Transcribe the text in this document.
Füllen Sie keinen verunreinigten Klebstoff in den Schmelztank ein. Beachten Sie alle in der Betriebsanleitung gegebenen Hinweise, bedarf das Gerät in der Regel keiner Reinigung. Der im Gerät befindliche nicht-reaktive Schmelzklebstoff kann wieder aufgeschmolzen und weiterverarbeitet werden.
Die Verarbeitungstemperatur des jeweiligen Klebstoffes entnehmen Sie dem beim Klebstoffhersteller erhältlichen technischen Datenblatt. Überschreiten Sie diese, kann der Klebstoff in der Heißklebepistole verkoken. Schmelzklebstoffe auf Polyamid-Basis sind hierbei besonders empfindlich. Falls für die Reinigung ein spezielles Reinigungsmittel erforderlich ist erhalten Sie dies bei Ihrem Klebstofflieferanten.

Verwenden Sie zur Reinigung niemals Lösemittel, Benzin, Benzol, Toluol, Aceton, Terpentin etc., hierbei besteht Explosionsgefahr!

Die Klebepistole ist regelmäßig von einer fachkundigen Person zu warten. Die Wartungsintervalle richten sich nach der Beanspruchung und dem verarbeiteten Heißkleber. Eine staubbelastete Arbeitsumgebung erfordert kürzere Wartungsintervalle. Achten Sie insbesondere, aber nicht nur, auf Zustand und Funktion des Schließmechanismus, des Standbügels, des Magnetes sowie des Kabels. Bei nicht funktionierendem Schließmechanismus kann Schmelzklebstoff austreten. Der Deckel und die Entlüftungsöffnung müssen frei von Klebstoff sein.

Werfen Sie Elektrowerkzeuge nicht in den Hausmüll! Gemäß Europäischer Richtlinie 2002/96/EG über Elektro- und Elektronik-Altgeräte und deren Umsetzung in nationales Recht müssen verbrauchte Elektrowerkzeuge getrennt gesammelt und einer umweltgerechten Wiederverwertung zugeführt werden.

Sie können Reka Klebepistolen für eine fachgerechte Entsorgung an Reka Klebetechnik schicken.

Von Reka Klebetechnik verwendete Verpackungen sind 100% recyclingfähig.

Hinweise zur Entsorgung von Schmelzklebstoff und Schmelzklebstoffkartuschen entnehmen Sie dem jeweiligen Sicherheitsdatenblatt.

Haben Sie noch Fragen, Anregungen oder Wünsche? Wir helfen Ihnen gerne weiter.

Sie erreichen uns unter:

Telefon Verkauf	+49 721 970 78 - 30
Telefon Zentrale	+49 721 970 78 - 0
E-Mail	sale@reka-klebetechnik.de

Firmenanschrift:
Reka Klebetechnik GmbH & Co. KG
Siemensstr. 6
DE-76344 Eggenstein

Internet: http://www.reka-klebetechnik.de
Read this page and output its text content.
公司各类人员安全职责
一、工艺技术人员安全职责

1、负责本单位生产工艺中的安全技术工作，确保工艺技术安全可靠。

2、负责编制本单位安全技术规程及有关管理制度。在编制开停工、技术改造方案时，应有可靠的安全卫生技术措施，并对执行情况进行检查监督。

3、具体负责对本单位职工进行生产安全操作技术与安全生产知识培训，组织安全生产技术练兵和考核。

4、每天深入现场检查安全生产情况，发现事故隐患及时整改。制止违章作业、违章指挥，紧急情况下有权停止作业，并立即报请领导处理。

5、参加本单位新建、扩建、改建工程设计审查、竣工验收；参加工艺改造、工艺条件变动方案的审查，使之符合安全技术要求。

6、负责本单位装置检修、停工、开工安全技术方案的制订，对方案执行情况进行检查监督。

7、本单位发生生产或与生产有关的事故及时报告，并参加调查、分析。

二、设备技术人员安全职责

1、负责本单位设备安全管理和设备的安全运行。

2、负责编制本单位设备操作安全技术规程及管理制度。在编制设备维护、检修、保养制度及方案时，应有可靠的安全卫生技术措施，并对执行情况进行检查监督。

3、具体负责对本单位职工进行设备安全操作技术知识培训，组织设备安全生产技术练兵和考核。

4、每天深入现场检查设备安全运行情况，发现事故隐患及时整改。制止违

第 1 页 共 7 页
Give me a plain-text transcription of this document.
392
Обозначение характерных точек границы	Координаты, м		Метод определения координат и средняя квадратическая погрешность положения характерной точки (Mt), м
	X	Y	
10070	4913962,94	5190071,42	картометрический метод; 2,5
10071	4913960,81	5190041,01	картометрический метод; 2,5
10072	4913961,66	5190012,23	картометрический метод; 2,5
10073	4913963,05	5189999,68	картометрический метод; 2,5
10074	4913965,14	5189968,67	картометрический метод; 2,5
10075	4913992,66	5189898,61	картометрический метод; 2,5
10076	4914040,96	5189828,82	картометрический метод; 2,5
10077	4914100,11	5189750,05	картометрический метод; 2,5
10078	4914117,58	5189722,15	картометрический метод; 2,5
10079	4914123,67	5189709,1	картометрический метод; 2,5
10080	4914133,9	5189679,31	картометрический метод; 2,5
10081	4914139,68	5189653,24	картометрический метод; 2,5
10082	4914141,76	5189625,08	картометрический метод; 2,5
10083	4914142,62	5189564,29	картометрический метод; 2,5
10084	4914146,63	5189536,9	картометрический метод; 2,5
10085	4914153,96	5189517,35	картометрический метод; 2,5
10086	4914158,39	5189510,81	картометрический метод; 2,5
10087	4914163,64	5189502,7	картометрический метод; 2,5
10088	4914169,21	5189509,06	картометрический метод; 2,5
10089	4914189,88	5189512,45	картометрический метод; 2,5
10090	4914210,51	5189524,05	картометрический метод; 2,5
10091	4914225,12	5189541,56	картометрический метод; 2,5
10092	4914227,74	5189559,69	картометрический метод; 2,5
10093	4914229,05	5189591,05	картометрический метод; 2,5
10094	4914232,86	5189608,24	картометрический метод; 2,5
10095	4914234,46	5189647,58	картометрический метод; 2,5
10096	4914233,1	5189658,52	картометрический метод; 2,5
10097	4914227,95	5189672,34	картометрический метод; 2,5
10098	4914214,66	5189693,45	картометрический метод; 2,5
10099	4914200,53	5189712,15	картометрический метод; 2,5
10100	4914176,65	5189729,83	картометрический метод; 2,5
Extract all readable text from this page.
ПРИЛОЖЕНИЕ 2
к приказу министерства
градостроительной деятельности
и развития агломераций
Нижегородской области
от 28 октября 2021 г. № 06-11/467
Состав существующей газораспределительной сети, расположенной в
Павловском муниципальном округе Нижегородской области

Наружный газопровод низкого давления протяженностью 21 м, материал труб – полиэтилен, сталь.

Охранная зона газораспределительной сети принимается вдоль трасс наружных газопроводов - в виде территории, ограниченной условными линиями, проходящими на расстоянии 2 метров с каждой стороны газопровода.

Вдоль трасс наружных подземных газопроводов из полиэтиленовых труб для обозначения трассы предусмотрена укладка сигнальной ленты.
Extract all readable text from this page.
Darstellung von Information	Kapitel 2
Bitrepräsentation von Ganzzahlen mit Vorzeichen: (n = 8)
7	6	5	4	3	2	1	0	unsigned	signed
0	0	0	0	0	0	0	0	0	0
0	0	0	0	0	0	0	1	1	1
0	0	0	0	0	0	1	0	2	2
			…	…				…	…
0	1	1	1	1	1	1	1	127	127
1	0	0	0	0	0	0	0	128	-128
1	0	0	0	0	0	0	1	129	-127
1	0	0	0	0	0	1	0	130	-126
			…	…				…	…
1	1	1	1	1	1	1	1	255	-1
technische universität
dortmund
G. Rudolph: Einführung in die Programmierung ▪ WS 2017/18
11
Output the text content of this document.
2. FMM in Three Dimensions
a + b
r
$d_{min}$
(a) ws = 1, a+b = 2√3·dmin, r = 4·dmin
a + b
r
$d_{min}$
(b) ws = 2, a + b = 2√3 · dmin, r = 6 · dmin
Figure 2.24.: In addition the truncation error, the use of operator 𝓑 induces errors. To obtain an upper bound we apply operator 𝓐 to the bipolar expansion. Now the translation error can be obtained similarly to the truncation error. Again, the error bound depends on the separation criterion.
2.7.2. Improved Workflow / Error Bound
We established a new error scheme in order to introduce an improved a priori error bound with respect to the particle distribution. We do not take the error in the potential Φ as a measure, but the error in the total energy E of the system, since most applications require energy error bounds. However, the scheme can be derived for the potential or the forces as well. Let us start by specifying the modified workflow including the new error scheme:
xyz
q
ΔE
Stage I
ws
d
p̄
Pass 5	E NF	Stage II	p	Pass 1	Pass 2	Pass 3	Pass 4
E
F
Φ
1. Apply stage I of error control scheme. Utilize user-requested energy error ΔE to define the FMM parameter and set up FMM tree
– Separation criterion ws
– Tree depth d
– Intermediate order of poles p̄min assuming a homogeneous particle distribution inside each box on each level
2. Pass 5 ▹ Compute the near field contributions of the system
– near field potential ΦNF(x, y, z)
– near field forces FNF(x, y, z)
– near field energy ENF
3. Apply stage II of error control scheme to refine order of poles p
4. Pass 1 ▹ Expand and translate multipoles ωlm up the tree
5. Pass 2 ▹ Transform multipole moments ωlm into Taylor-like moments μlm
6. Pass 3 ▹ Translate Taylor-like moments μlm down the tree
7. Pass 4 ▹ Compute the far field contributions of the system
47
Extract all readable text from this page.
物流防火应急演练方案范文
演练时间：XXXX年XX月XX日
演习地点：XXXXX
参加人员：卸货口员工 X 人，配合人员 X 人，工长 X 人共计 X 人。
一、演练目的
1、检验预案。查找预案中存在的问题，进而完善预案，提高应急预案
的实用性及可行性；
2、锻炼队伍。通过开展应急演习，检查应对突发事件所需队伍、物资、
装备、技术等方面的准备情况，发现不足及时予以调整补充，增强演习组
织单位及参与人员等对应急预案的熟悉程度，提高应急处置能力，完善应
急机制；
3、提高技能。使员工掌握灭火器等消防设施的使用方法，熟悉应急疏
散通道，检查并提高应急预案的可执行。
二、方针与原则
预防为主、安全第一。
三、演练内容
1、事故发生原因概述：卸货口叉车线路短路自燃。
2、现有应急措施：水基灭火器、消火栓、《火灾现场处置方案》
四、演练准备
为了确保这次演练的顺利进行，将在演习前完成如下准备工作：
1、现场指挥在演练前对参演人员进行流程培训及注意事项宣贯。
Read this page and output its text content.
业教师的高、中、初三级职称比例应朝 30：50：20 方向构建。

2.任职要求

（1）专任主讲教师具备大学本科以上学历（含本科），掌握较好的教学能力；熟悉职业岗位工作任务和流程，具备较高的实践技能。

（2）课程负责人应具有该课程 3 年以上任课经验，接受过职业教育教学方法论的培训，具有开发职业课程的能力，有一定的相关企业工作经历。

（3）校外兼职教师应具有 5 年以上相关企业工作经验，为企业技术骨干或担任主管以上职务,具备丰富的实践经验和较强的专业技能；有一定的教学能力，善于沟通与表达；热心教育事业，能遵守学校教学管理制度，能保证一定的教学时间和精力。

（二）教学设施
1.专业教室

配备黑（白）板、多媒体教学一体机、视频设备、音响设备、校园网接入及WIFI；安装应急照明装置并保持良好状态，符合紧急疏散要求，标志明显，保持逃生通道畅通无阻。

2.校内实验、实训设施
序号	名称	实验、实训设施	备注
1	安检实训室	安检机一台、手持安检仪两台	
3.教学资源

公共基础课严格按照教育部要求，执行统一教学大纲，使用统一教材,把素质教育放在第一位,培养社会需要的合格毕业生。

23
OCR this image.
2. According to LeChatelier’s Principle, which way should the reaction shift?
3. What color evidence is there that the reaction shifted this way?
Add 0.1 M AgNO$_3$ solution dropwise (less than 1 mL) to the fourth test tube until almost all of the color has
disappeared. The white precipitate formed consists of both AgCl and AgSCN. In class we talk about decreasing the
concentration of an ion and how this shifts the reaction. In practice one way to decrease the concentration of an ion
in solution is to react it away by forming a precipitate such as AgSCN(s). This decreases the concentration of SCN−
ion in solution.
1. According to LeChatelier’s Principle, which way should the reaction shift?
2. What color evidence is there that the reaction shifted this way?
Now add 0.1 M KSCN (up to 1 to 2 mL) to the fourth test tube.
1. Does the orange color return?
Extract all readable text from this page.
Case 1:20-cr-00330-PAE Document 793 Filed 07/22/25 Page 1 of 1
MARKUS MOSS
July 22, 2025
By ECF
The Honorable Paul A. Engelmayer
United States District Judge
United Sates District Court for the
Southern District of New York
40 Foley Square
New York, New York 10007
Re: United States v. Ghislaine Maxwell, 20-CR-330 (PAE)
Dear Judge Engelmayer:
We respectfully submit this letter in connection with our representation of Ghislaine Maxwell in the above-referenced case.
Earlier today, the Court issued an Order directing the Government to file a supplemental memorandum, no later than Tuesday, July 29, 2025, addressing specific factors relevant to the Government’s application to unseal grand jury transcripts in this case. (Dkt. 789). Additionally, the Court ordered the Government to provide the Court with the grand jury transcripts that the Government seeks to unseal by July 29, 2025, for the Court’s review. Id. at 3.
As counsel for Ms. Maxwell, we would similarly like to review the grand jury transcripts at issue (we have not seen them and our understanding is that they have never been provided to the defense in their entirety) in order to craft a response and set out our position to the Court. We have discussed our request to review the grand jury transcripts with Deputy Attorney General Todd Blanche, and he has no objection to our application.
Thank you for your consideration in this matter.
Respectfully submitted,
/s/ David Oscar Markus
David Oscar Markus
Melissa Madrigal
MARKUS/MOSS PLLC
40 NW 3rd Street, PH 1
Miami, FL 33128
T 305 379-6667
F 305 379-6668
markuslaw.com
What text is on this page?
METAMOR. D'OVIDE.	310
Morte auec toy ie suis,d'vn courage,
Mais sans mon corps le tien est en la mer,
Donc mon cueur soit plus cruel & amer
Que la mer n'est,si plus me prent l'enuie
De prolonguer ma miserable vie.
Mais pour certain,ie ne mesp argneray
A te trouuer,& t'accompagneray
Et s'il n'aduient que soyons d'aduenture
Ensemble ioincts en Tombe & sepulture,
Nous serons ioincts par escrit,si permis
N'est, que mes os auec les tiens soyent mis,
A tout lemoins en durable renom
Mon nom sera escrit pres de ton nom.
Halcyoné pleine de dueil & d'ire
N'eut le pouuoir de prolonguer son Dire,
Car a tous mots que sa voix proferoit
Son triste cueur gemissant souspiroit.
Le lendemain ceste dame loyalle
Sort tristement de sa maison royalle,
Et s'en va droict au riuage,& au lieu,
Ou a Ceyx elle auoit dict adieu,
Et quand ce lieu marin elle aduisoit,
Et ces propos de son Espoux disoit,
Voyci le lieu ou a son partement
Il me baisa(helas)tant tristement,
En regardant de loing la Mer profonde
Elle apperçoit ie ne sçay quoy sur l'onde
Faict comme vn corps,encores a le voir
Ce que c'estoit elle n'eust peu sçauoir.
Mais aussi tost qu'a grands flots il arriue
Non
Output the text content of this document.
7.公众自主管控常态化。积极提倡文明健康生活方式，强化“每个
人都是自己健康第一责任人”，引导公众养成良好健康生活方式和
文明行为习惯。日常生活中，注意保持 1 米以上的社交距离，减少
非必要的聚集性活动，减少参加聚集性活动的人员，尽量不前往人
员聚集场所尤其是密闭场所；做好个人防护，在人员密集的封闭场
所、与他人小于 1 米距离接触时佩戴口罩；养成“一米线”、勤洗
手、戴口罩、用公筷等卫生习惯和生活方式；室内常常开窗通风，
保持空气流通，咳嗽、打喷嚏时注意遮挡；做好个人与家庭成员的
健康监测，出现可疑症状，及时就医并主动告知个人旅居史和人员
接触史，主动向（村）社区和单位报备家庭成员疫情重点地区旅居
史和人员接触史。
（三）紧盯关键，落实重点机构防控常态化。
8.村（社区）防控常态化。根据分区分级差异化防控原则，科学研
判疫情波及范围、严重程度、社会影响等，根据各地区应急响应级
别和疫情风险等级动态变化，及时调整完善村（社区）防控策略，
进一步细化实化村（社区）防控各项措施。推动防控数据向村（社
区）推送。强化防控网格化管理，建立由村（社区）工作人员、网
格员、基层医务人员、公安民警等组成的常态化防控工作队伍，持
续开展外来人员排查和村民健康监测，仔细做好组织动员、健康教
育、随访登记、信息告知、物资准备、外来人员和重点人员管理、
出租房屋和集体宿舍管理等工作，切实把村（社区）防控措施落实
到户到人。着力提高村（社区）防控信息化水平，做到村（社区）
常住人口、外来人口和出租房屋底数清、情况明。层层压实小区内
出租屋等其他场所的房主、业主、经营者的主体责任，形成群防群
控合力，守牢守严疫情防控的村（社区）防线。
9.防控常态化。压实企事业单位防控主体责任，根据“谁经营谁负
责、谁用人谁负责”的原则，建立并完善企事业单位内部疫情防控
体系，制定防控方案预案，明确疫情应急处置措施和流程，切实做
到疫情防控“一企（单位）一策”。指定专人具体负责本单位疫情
:::
**EXERCISE INSTRUCTIONS**: Identify the lines in the records above that contain the word "Telefon", then state how many there are and nothing more.

**WRITTEN RESPONSE**: 2